Stored records:
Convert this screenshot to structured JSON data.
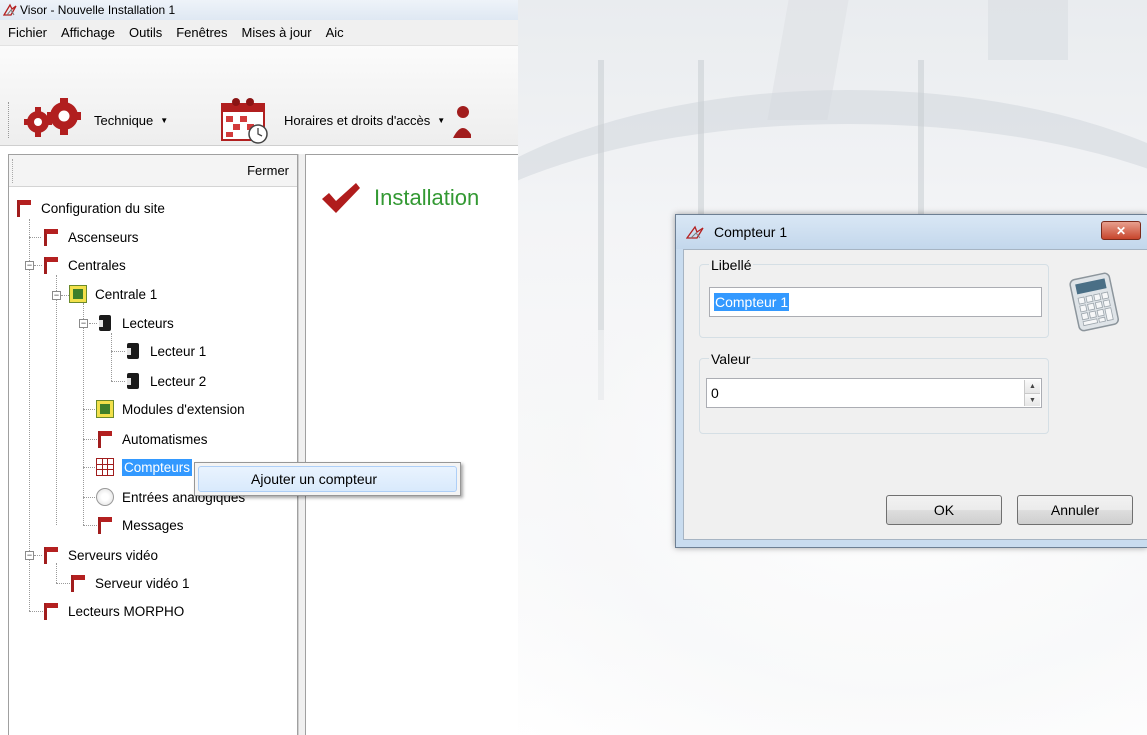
{
  "window": {
    "title": "Visor - Nouvelle Installation 1",
    "icon": "visor-logo-icon"
  },
  "menu": [
    "Fichier",
    "Affichage",
    "Outils",
    "Fenêtres",
    "Mises à jour",
    "Aic"
  ],
  "toolbar": {
    "technique": "Technique",
    "horaires": "Horaires et droits d'accès"
  },
  "left_panel": {
    "close_label": "Fermer"
  },
  "tree": {
    "config": "Configuration du site",
    "ascenseurs": "Ascenseurs",
    "centrales": "Centrales",
    "centrale1": "Centrale 1",
    "lecteurs": "Lecteurs",
    "lecteur1": "Lecteur 1",
    "lecteur2": "Lecteur 2",
    "modules": "Modules d'extension",
    "automatismes": "Automatismes",
    "compteurs": "Compteurs",
    "entrees": "Entrées analogiques",
    "messages": "Messages",
    "serveurs": "Serveurs vidéo",
    "serveur1": "Serveur vidéo 1",
    "morpho": "Lecteurs MORPHO"
  },
  "context_menu": {
    "add_counter": "Ajouter un compteur"
  },
  "content": {
    "title": "Installation"
  },
  "dialog": {
    "title": "Compteur 1",
    "libelle_label": "Libellé",
    "libelle_value": "Compteur 1",
    "valeur_label": "Valeur",
    "valeur_value": "0",
    "ok": "OK",
    "cancel": "Annuler",
    "close_glyph": "✕"
  },
  "colors": {
    "accent_red": "#a11d1d",
    "success_green": "#339933",
    "selection_blue": "#3399ff"
  }
}
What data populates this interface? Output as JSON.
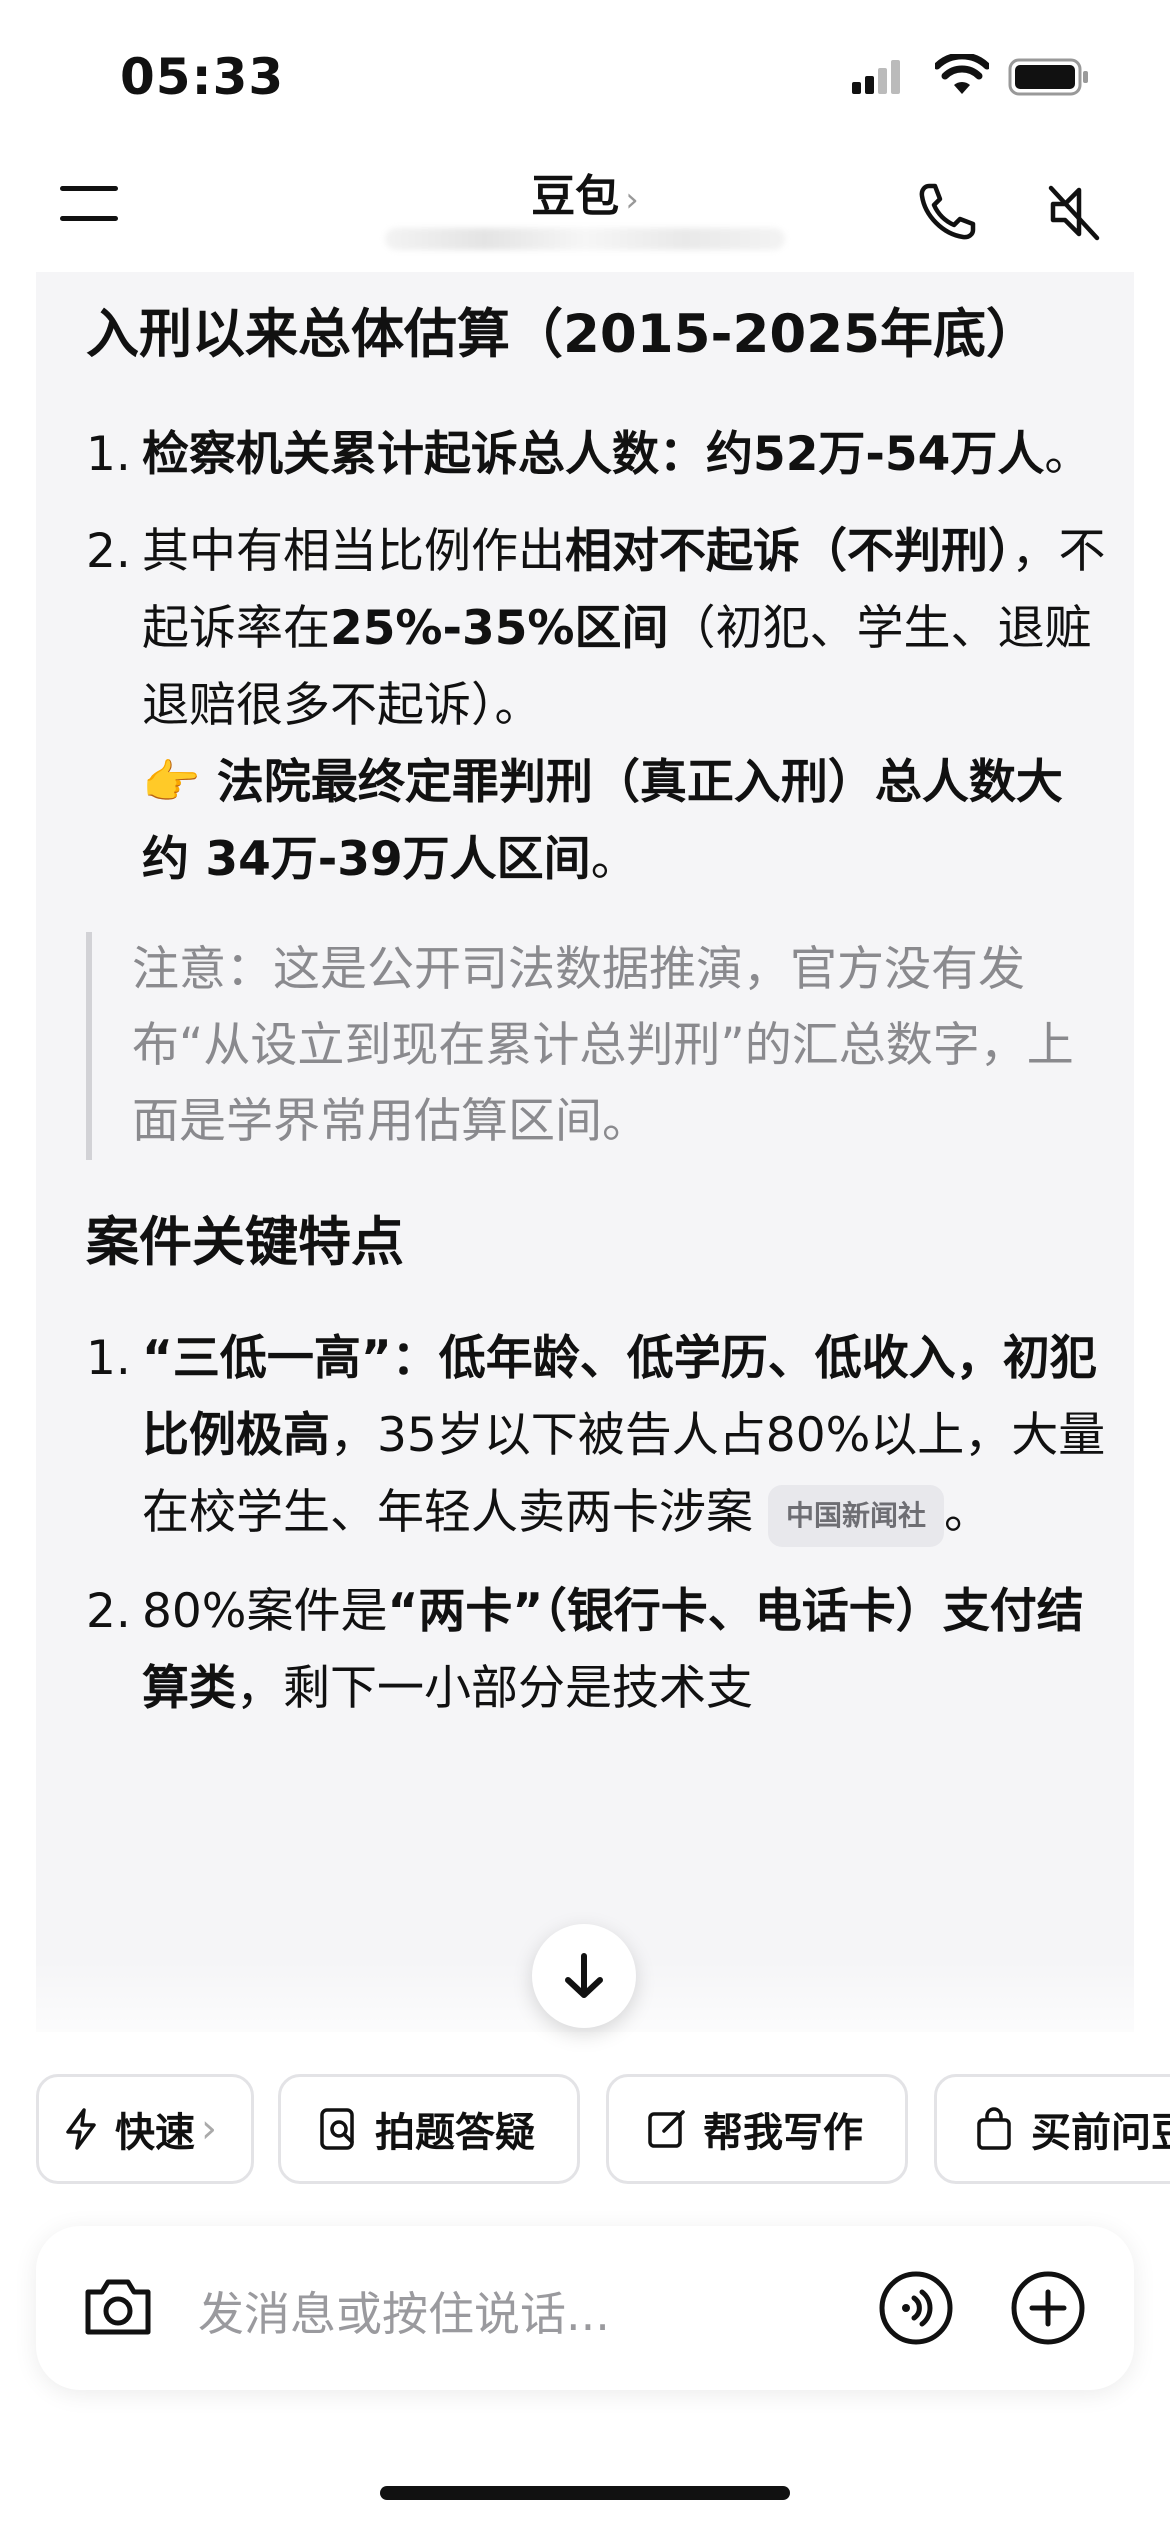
{
  "status": {
    "time": "05:33"
  },
  "header": {
    "title": "豆包",
    "title_chevron": "›"
  },
  "message": {
    "heading1": "入刑以来总体估算（2015-2025年底）",
    "list1": {
      "item1": {
        "num": "1.",
        "bold": "检察机关累计起诉总人数：约52万-54万人",
        "tail": "。"
      },
      "item2": {
        "num": "2.",
        "t1": "其中有相当比例作出",
        "b1": "相对不起诉（不判刑）",
        "t2": "，不起诉率在",
        "b2": "25%-35%区间",
        "t3": "（初犯、学生、退赃退赔很多不起诉）。",
        "emoji": "👉",
        "b3": " 法院最终定罪判刑（真正入刑）总人数大约 34万-39万人区间",
        "t4": "。"
      }
    },
    "note": "注意：这是公开司法数据推演，官方没有发布“从设立到现在累计总判刑”的汇总数字，上面是学界常用估算区间。",
    "heading2": "案件关键特点",
    "list2": {
      "item1": {
        "num": "1.",
        "b1": "“三低一高”：低年龄、低学历、低收入，初犯比例极高",
        "t1": "，35岁以下被告人占80%以上，大量在校学生、年轻人卖两卡涉案",
        "tag": "中国新闻社",
        "t2": "。"
      },
      "item2": {
        "num": "2.",
        "t1": "80%案件是",
        "b1": "“两卡”（银行卡、电话卡）支付结算类",
        "t2": "，剩下一小部分是技术支"
      }
    }
  },
  "quick_actions": [
    {
      "label": "快速",
      "icon": "lightning-icon",
      "suffix": "›"
    },
    {
      "label": "拍题答疑",
      "icon": "photo-question-icon"
    },
    {
      "label": "帮我写作",
      "icon": "edit-icon"
    },
    {
      "label": "买前问豆",
      "icon": "shopping-bag-icon"
    }
  ],
  "composer": {
    "placeholder": "发消息或按住说话..."
  }
}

Short problem: Transcribe the material exactly, and leave out whatever pictures it holds.

Solution:
Convert this screenshot to structured JSON data.
{
  "window": {
    "title": "Visor - Nouvelle Installation 1",
    "icon": "visor-logo-icon"
  },
  "menu": [
    "Fichier",
    "Affichage",
    "Outils",
    "Fenêtres",
    "Mises à jour",
    "Aic"
  ],
  "toolbar": {
    "technique": "Technique",
    "horaires": "Horaires et droits d'accès"
  },
  "left_panel": {
    "close_label": "Fermer"
  },
  "tree": {
    "config": "Configuration du site",
    "ascenseurs": "Ascenseurs",
    "centrales": "Centrales",
    "centrale1": "Centrale 1",
    "lecteurs": "Lecteurs",
    "lecteur1": "Lecteur 1",
    "lecteur2": "Lecteur 2",
    "modules": "Modules d'extension",
    "automatismes": "Automatismes",
    "compteurs": "Compteurs",
    "entrees": "Entrées analogiques",
    "messages": "Messages",
    "serveurs": "Serveurs vidéo",
    "serveur1": "Serveur vidéo 1",
    "morpho": "Lecteurs MORPHO"
  },
  "context_menu": {
    "add_counter": "Ajouter un compteur"
  },
  "content": {
    "title": "Installation"
  },
  "dialog": {
    "title": "Compteur 1",
    "libelle_label": "Libellé",
    "libelle_value": "Compteur 1",
    "valeur_label": "Valeur",
    "valeur_value": "0",
    "ok": "OK",
    "cancel": "Annuler",
    "close_glyph": "✕"
  },
  "colors": {
    "accent_red": "#a11d1d",
    "success_green": "#339933",
    "selection_blue": "#3399ff"
  }
}
What data populates this interface? Output as JSON.
{
  "status": {
    "time": "05:33"
  },
  "header": {
    "title": "豆包",
    "title_chevron": "›"
  },
  "message": {
    "heading1": "入刑以来总体估算（2015-2025年底）",
    "list1": {
      "item1": {
        "num": "1.",
        "bold": "检察机关累计起诉总人数：约52万-54万人",
        "tail": "。"
      },
      "item2": {
        "num": "2.",
        "t1": "其中有相当比例作出",
        "b1": "相对不起诉（不判刑）",
        "t2": "，不起诉率在",
        "b2": "25%-35%区间",
        "t3": "（初犯、学生、退赃退赔很多不起诉）。",
        "emoji": "👉",
        "b3": " 法院最终定罪判刑（真正入刑）总人数大约 34万-39万人区间",
        "t4": "。"
      }
    },
    "note": "注意：这是公开司法数据推演，官方没有发布“从设立到现在累计总判刑”的汇总数字，上面是学界常用估算区间。",
    "heading2": "案件关键特点",
    "list2": {
      "item1": {
        "num": "1.",
        "b1": "“三低一高”：低年龄、低学历、低收入，初犯比例极高",
        "t1": "，35岁以下被告人占80%以上，大量在校学生、年轻人卖两卡涉案",
        "tag": "中国新闻社",
        "t2": "。"
      },
      "item2": {
        "num": "2.",
        "t1": "80%案件是",
        "b1": "“两卡”（银行卡、电话卡）支付结算类",
        "t2": "，剩下一小部分是技术支"
      }
    }
  },
  "quick_actions": [
    {
      "label": "快速",
      "icon": "lightning-icon",
      "suffix": "›"
    },
    {
      "label": "拍题答疑",
      "icon": "photo-question-icon"
    },
    {
      "label": "帮我写作",
      "icon": "edit-icon"
    },
    {
      "label": "买前问豆",
      "icon": "shopping-bag-icon"
    }
  ],
  "composer": {
    "placeholder": "发消息或按住说话..."
  }
}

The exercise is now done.